AIM
Copy each line exactly. Drop every picture.

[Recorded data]
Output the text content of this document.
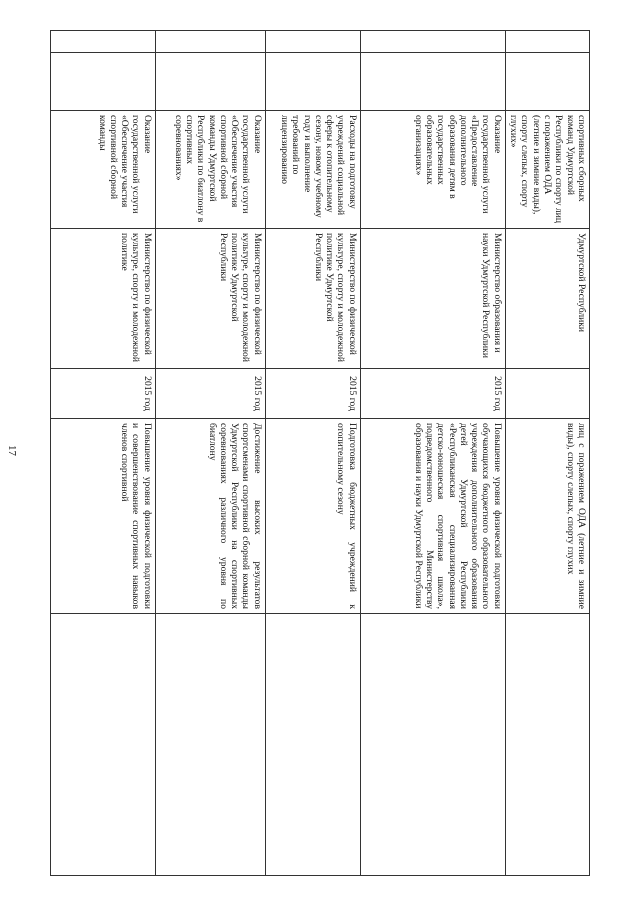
17
		спортивных сборных команд Удмуртской Республики по спорту лиц с поражением ОДА (летние и зимние виды), спорту слепых, спорту глухих»	Удмуртской Республики		лиц с поражением ОДА (летние и зимние виды), спорту слепых, спорту глухих	
		Оказание государственной услуги «Предоставление дополнительного образования детям в государственных образовательных организациях»	Министерство образования и науки Удмуртской Республики	2015 год	Повышение уровня физической подготовки обучающихся бюджетного образовательного учреждения дополнительного образования детей Удмуртской Республики «Республиканская специализированная детско-юношеская спортивная школа», подведомственного Министерству образования и науки Удмуртской Республики	
		Расходы на подготовку учреждений социальной сферы к отопительному сезону, новому учебному году и выполнение требований по лицензированию	Министерство по физической культуре, спорту и молодежной политике Удмуртской Республики	2015 год	Подготовка бюджетных учреждений к отопительному сезону	
		Оказание государственной услуги «Обеспечение участия спортивной сборной команды Удмуртской Республики по биатлону в спортивных соревнованиях»	Министерство по физической культуре, спорту и молодежной политике Удмуртской Республики	2015 год	Достижение высоких результатов спортсменами спортивной сборной команды Удмуртской Республики на спортивных соревнованиях различного уровня по биатлону	
		Оказание государственной услуги «Обеспечение участия спортивной сборной команды	Министерство по физической культуре, спорту и молодежной политике	2015 год	Повышение уровня физической подготовки и совершенствование спортивных навыков членов спортивной	
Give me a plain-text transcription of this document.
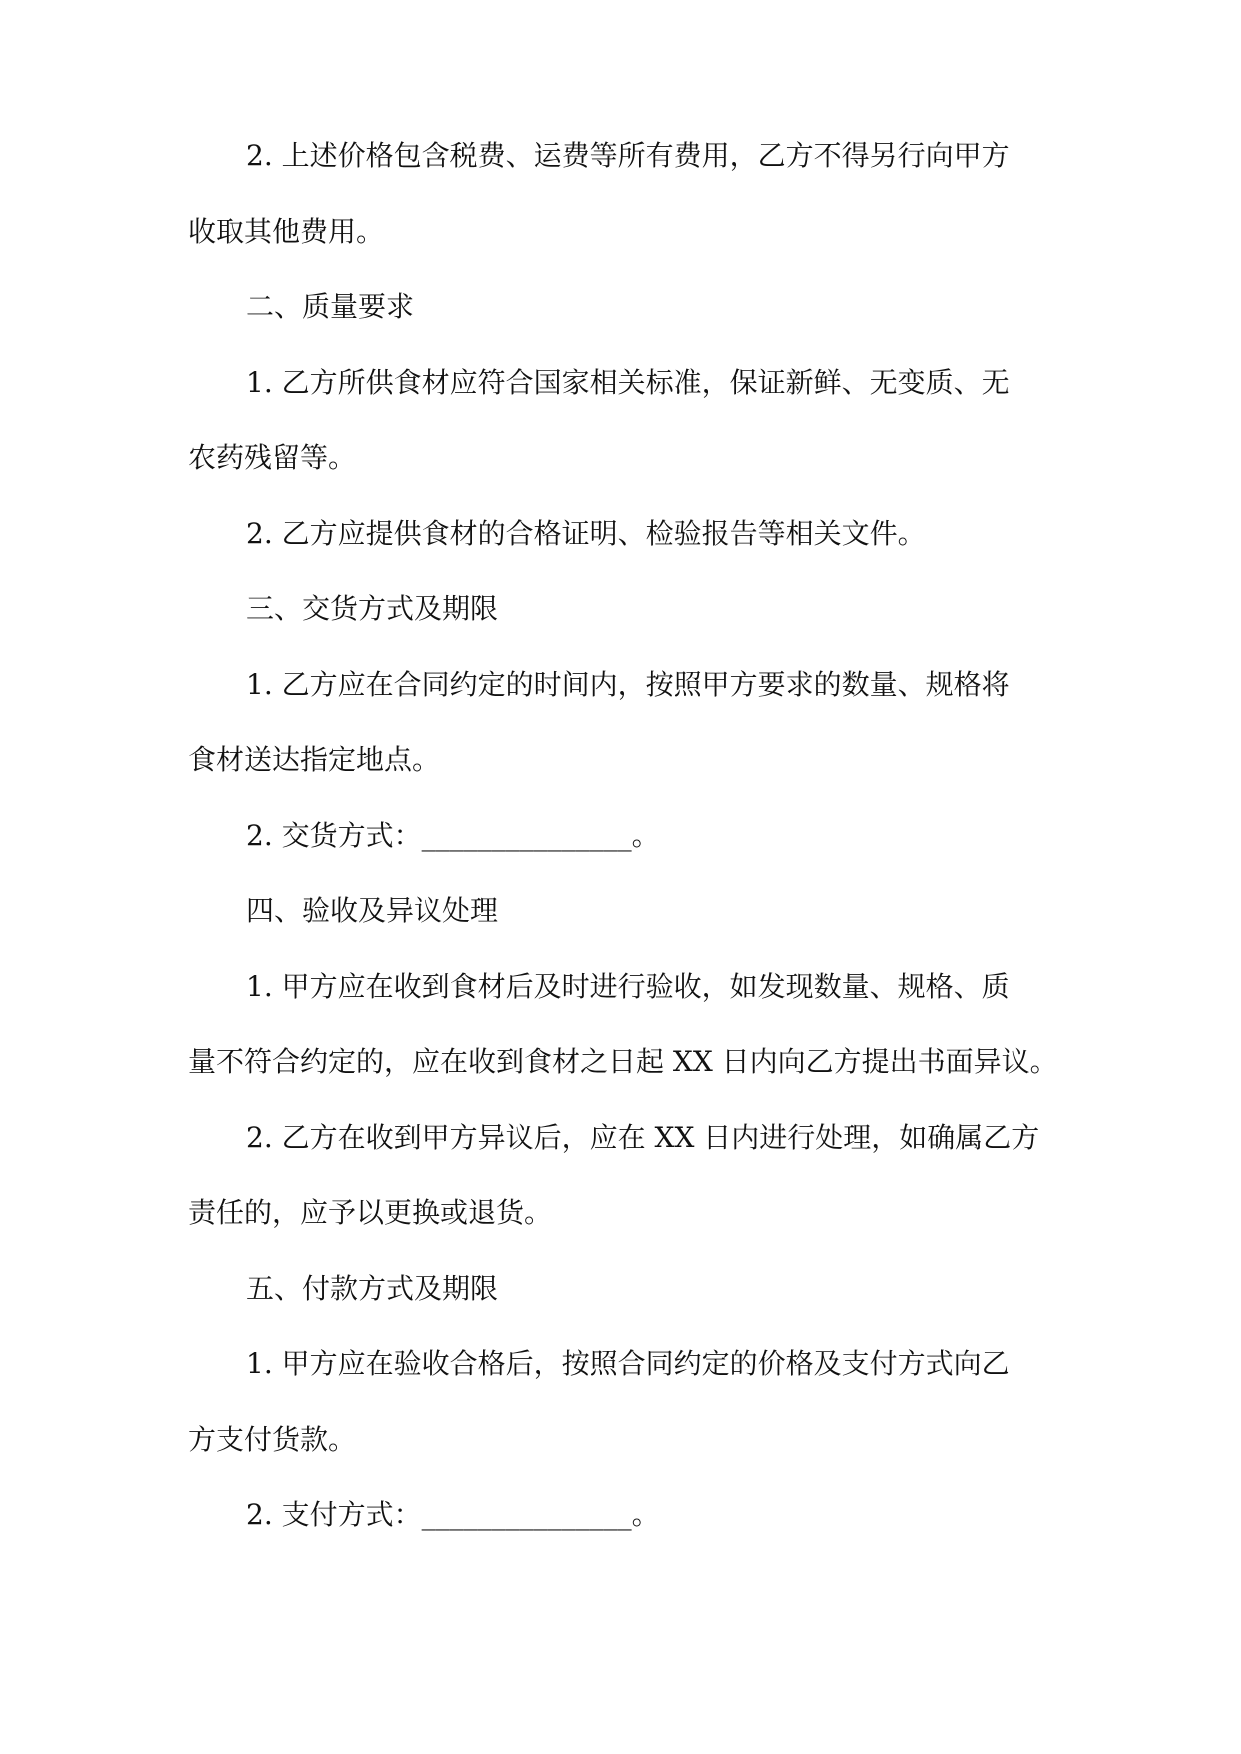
2. 上述价格包含税费、运费等所有费用，乙方不得另行向甲方
收取其他费用。
二、质量要求
1. 乙方所供食材应符合国家相关标准，保证新鲜、无变质、无
农药残留等。
2. 乙方应提供食材的合格证明、检验报告等相关文件。
三、交货方式及期限
1. 乙方应在合同约定的时间内，按照甲方要求的数量、规格将
食材送达指定地点。
2. 交货方式：_______________。
四、验收及异议处理
1. 甲方应在收到食材后及时进行验收，如发现数量、规格、质
量不符合约定的，应在收到食材之日起 XX 日内向乙方提出书面异议。
2. 乙方在收到甲方异议后，应在 XX 日内进行处理，如确属乙方
责任的，应予以更换或退货。
五、付款方式及期限
1. 甲方应在验收合格后，按照合同约定的价格及支付方式向乙
方支付货款。
2. 支付方式：_______________。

THE REPLY
Output the text content of this document.
17
		спортивных сборных команд Удмуртской Республики по спорту лиц с поражением ОДА (летние и зимние виды), спорту слепых, спорту глухих»	Удмуртской Республики		лиц с поражением ОДА (летние и зимние виды), спорту слепых, спорту глухих	
		Оказание государственной услуги «Предоставление дополнительного образования детям в государственных образовательных организациях»	Министерство образования и науки Удмуртской Республики	2015 год	Повышение уровня физической подготовки обучающихся бюджетного образовательного учреждения дополнительного образования детей Удмуртской Республики «Республиканская специализированная детско-юношеская спортивная школа», подведомственного Министерству образования и науки Удмуртской Республики	
		Расходы на подготовку учреждений социальной сферы к отопительному сезону, новому учебному году и выполнение требований по лицензированию	Министерство по физической культуре, спорту и молодежной политике Удмуртской Республики	2015 год	Подготовка бюджетных учреждений к отопительному сезону	
		Оказание государственной услуги «Обеспечение участия спортивной сборной команды Удмуртской Республики по биатлону в спортивных соревнованиях»	Министерство по физической культуре, спорту и молодежной политике Удмуртской Республики	2015 год	Достижение высоких результатов спортсменами спортивной сборной команды Удмуртской Республики на спортивных соревнованиях различного уровня по биатлону	
		Оказание государственной услуги «Обеспечение участия спортивной сборной команды	Министерство по физической культуре, спорту и молодежной политике	2015 год	Повышение уровня физической подготовки и совершенствование спортивных навыков членов спортивной	
Give me a plain-text transcription of this document.
2. 上述价格包含税费、运费等所有费用，乙方不得另行向甲方
收取其他费用。
二、质量要求
1. 乙方所供食材应符合国家相关标准，保证新鲜、无变质、无
农药残留等。
2. 乙方应提供食材的合格证明、检验报告等相关文件。
三、交货方式及期限
1. 乙方应在合同约定的时间内，按照甲方要求的数量、规格将
食材送达指定地点。
2. 交货方式：_______________。
四、验收及异议处理
1. 甲方应在收到食材后及时进行验收，如发现数量、规格、质
量不符合约定的，应在收到食材之日起 XX 日内向乙方提出书面异议。
2. 乙方在收到甲方异议后，应在 XX 日内进行处理，如确属乙方
责任的，应予以更换或退货。
五、付款方式及期限
1. 甲方应在验收合格后，按照合同约定的价格及支付方式向乙
方支付货款。
2. 支付方式：_______________。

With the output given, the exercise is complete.